SET TASKS:
a) In the entries, can you transcribe word for word the span that opens with the line containing "left-tick-label: 20 xyxy=(116,661,142,690)" and closes with the line containing "series-roc-2 xyxy=(188,1398,791,1598)", including both of those lines and nothing else?
b) Can you go on with the essay about watching morning arrive from a window, picking up right after its last sentence?

Some people have unusual pep and vigor for 7:00am. They’re made wrong. Whose clock sets sunrise as prime? There are groups of men here laughing boisterously, from their gut, as if they’ve been in a pub downing beer for the last few hours. But then there are those who are normal, noiselessly reading their papers and sipping their lattes. Having just gone to the dentist, I think to myself, “The sipping is causing corrosion in their molars.”

I like sitting in front of the window and watching night turn to day. The sky is the same color as the shirt I’m wearing today: grayish powder blue. The volume of vehicles on the road increases as people begin the day. We all share this one day, and yet there are hundreds of millions of days occurring simultaneously. Hundreds of millions of individual insecurities, problems, worries. There will be hundreds of millions of new jokes created, new loves formulated, new friends made. This is everyday, and yet it is so unbelievable. The mass of existence is great.

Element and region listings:

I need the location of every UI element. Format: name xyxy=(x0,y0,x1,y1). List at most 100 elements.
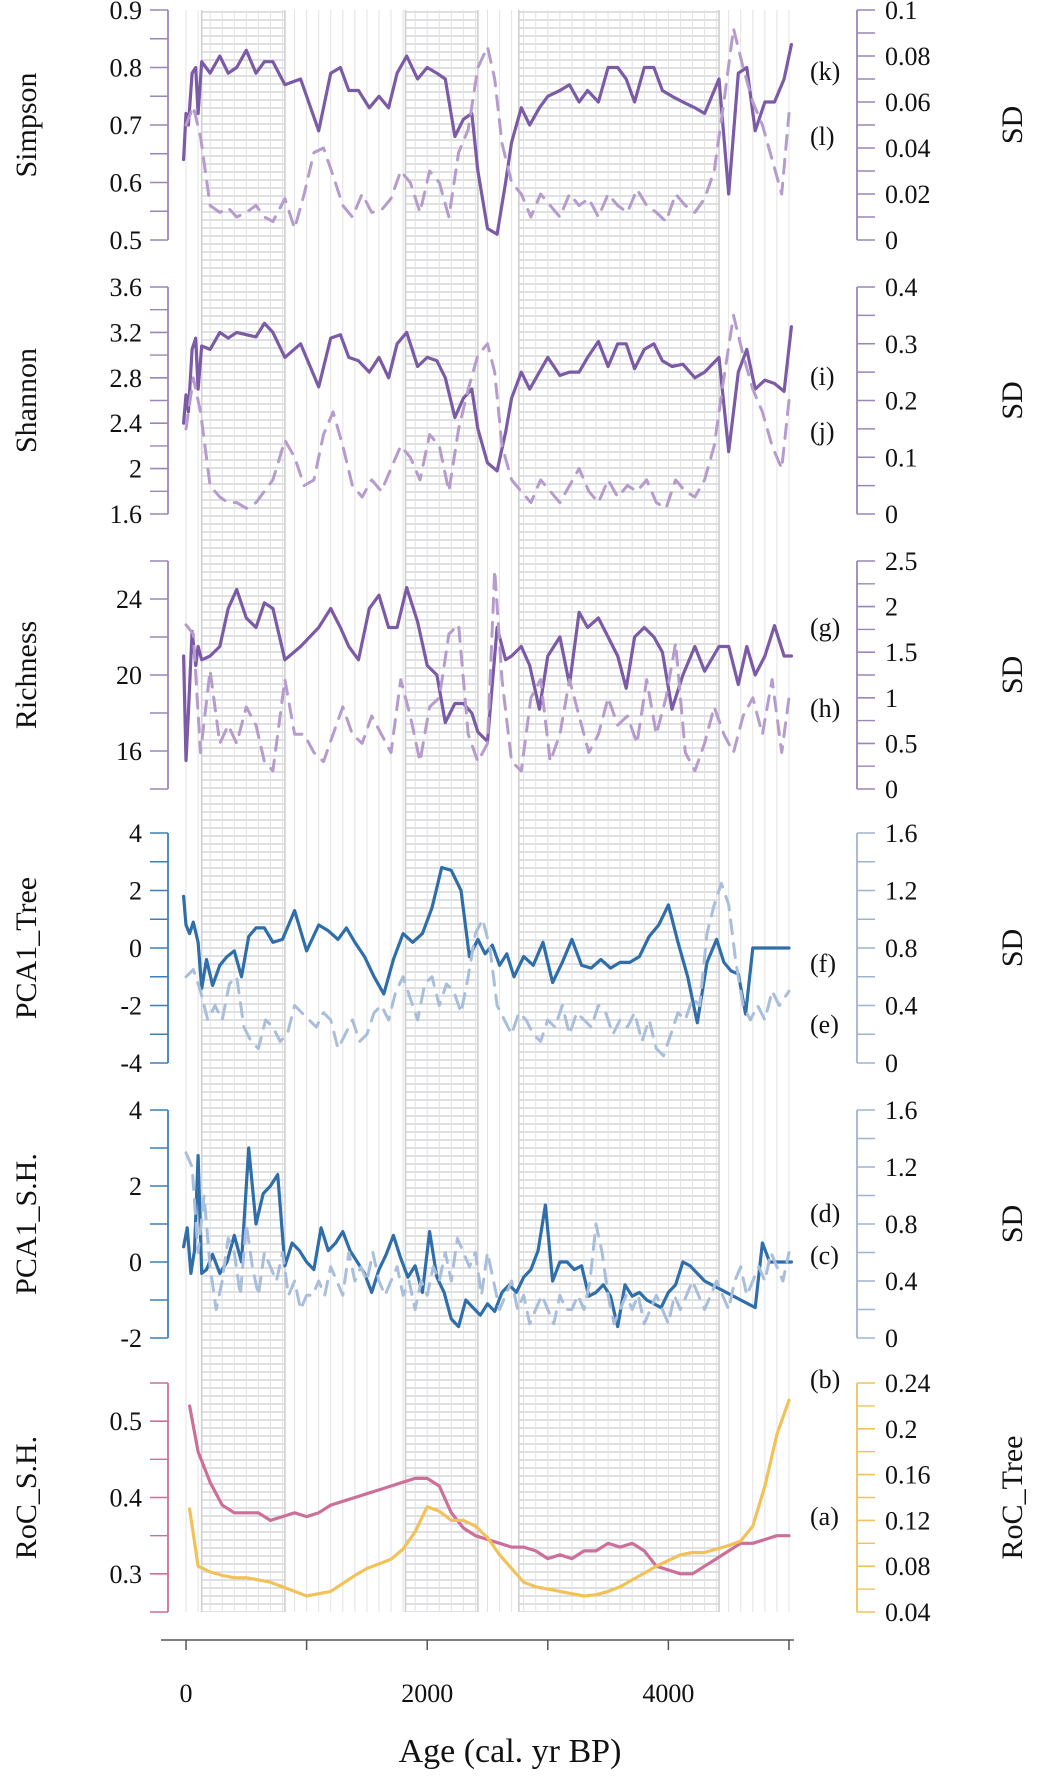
left-tick-label: 20 xyxy=(116,661,142,690)
right-tick-label: 0.1 xyxy=(885,443,918,472)
series-label-roc-1: (a) xyxy=(810,1502,839,1531)
series-pca1_sh-1 xyxy=(182,1146,794,1329)
left-tick-label: 0.3 xyxy=(110,1560,143,1589)
panel-richness: 16 20 24 Richness 0 0.5 1 1.5 2 2.5 SD xyxy=(10,547,1029,804)
series-roc-2 xyxy=(188,1398,791,1598)
right-tick-label: 0.2 xyxy=(885,387,918,416)
right-tick-label: 0 xyxy=(885,226,898,255)
left-axis-title-pca1_tree: PCA1_Tree xyxy=(10,877,43,1019)
series-label-simpson-2: (l) xyxy=(810,122,835,151)
right-tick-label: 0.8 xyxy=(885,934,918,963)
series-label-richness-2: (h) xyxy=(810,694,840,723)
series-shannon-1 xyxy=(182,321,794,473)
right-tick-label: 0.06 xyxy=(885,88,931,117)
right-tick-label: 0 xyxy=(885,775,898,804)
right-tick-label: 0.04 xyxy=(885,1598,931,1627)
panel-shannon: 1.6 2 2.4 2.8 3.2 3.6 Shannon 0 0.1 0.2 0.3 0.4 SD xyxy=(10,273,1029,529)
right-tick-label: 1.6 xyxy=(885,1096,918,1125)
left-tick-label: 0.5 xyxy=(110,1407,143,1436)
left-tick-label: 0.9 xyxy=(110,0,143,25)
right-tick-label: 0.04 xyxy=(885,134,931,163)
x-tick-label: 0 xyxy=(180,1679,193,1708)
series-label-richness-1: (g) xyxy=(810,613,840,642)
series-label-shannon-1: (i) xyxy=(810,362,835,391)
right-tick-label: 0.5 xyxy=(885,729,918,758)
series-pca1_sh-2 xyxy=(184,1151,791,1326)
right-axis-title-richness: SD xyxy=(996,656,1029,694)
axes-layer: 0 2000 40000.50.60.70.80.9Simpson00.020.04… xyxy=(10,0,1029,1708)
panel-pca1_sh: -2 0 2 4 PCA1_S.H. 0 0.4 0.8 1.2 1.6 SD xyxy=(10,1096,1029,1353)
left-axis-title-roc: RoC_S.H. xyxy=(10,1436,43,1559)
left-axis-title-shannon: Shannon xyxy=(10,348,43,453)
series-label-pca1_sh-1: (c) xyxy=(810,1241,839,1270)
series-label-shannon-2: (j) xyxy=(810,417,835,446)
right-tick-label: 0.4 xyxy=(885,992,918,1021)
right-tick-label: 1.6 xyxy=(885,819,918,848)
series-label-pca1_tree-2: (e) xyxy=(810,1010,839,1039)
left-tick-label: 4 xyxy=(129,1096,142,1125)
right-tick-label: 1.2 xyxy=(885,1153,918,1182)
series-label-roc-2: (b) xyxy=(810,1365,840,1394)
right-tick-label: 0.3 xyxy=(885,330,918,359)
right-tick-label: 0.1 xyxy=(885,0,918,25)
left-tick-label: 16 xyxy=(116,737,142,766)
series-pca1_tree-2 xyxy=(184,881,791,1058)
right-axis-title-simpson: SD xyxy=(996,106,1029,144)
left-tick-label: 2.4 xyxy=(110,409,143,438)
series-simpson-2 xyxy=(184,26,791,230)
right-tick-label: 0 xyxy=(885,1049,898,1078)
left-tick-label: 24 xyxy=(116,585,142,614)
series-label-simpson-1: (k) xyxy=(810,57,840,86)
series-simpson-1 xyxy=(182,42,794,236)
right-axis-title-pca1_tree: SD xyxy=(996,929,1029,967)
right-tick-label: 0.2 xyxy=(885,1415,918,1444)
series-label-pca1_sh-2: (d) xyxy=(810,1199,840,1228)
left-tick-label: 2 xyxy=(129,877,142,906)
left-tick-label: 3.6 xyxy=(110,273,143,302)
right-tick-label: 0 xyxy=(885,1324,898,1353)
zone-band-2 xyxy=(405,10,478,1612)
zone-layer xyxy=(185,10,790,1612)
left-axis-title-pca1_sh: PCA1_S.H. xyxy=(10,1153,43,1295)
series-label-pca1_tree-1: (f) xyxy=(810,949,836,978)
left-tick-label: 2 xyxy=(129,1172,142,1201)
left-axis-title-richness: Richness xyxy=(10,621,43,729)
right-tick-label: 1 xyxy=(885,684,898,713)
right-tick-label: 1.2 xyxy=(885,877,918,906)
left-tick-label: 4 xyxy=(129,819,142,848)
right-tick-label: 0.02 xyxy=(885,180,931,209)
right-tick-label: 0.4 xyxy=(885,273,918,302)
left-tick-label: 2 xyxy=(129,455,142,484)
left-tick-label: 0 xyxy=(129,934,142,963)
series-layer xyxy=(182,26,794,1598)
panel-simpson: 0.5 0.6 0.7 0.8 0.9 Simpson 0 0.02 0.04 0.06 0.08 0… xyxy=(10,0,1029,255)
left-tick-label: -2 xyxy=(120,1324,142,1353)
right-tick-label: 0.08 xyxy=(885,42,931,71)
left-axis-title-simpson: Simpson xyxy=(10,72,43,177)
left-tick-label: 0.8 xyxy=(110,54,143,83)
series-shannon-2 xyxy=(184,313,791,510)
left-tick-label: 0 xyxy=(129,1248,142,1277)
right-tick-label: 2.5 xyxy=(885,547,918,576)
panel-roc: 0.3 0.4 0.5 RoC_S.H. 0.04 0.08 0.12 0.16 0.2 0.24… xyxy=(10,1369,1029,1627)
right-axis-title-roc: RoC_Tree xyxy=(996,1436,1029,1560)
zone-band-1 xyxy=(201,10,285,1612)
right-axis-title-shannon: SD xyxy=(996,381,1029,419)
series-pca1_tree-1 xyxy=(182,865,791,1025)
left-tick-label: 0.4 xyxy=(110,1484,143,1513)
right-tick-label: 0 xyxy=(885,500,898,529)
series-richness-2 xyxy=(184,568,791,773)
panel-pca1_tree: -4 -2 0 2 4 PCA1_Tree 0 0.4 0.8 1.2 1.6 SD xyxy=(10,819,1029,1078)
zone-band-3 xyxy=(518,10,720,1612)
left-tick-label: 2.8 xyxy=(110,364,143,393)
right-tick-label: 0.8 xyxy=(885,1210,918,1239)
right-tick-label: 1.5 xyxy=(885,638,918,667)
right-tick-label: 0.12 xyxy=(885,1506,931,1535)
label-layer: Age (cal. yr BP) (k) (l) (i) (j) (g) (h) (f) (e… xyxy=(399,57,841,1770)
right-axis-title-pca1_sh: SD xyxy=(996,1205,1029,1243)
x-axis-title: Age (cal. yr BP) xyxy=(399,1733,622,1770)
left-tick-label: 3.2 xyxy=(110,318,143,347)
left-tick-label: 0.5 xyxy=(110,226,143,255)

RESPONSES FOR EACH TASK:
a)
left-tick-label: 20 xyxy=(116,661,142,690)
right-tick-label: 0.1 xyxy=(885,443,918,472)
series-label-roc-1: (a) xyxy=(810,1502,839,1531)
series-pca1_sh-1 xyxy=(182,1146,794,1329)
left-tick-label: 0.3 xyxy=(110,1560,143,1589)
panel-richness: 16 20 24 Richness 0 0.5 1 1.5 2 2.5 SD xyxy=(10,547,1029,804)
series-roc-2 xyxy=(188,1398,791,1598)

b)
I was looking at photographs of my travels last night. This past trip had fused with the school year so quickly that I didn’t get the chance to process it. I was looking at my pictures, thinking to myself, “I have seen so many great things.” The experiences are so palpable, and yet so distant and dreamlike. I surveyed photos of Tyler and I standing in Versailles, in Sanssouci Park, on the “prideland” of the Masai Mara, in the countryside of Tallo near Barcelona… And I thought back to my times in Managua, in the orphanage, and in Alaska performing puppet shows for Native American children with Fetal Alcohol Syndrome. When I think, as I so often do, that my life is inconsequential and that I don’t have stories to tell, I’ll set my mind straight. It’s strange how these spectacular events get buried in the folds of my present insecurities and troubles.

It’s raining outside now. Please enjoy the weather today 🙂 I know I will.

 

P.S. Hamlet was awesome.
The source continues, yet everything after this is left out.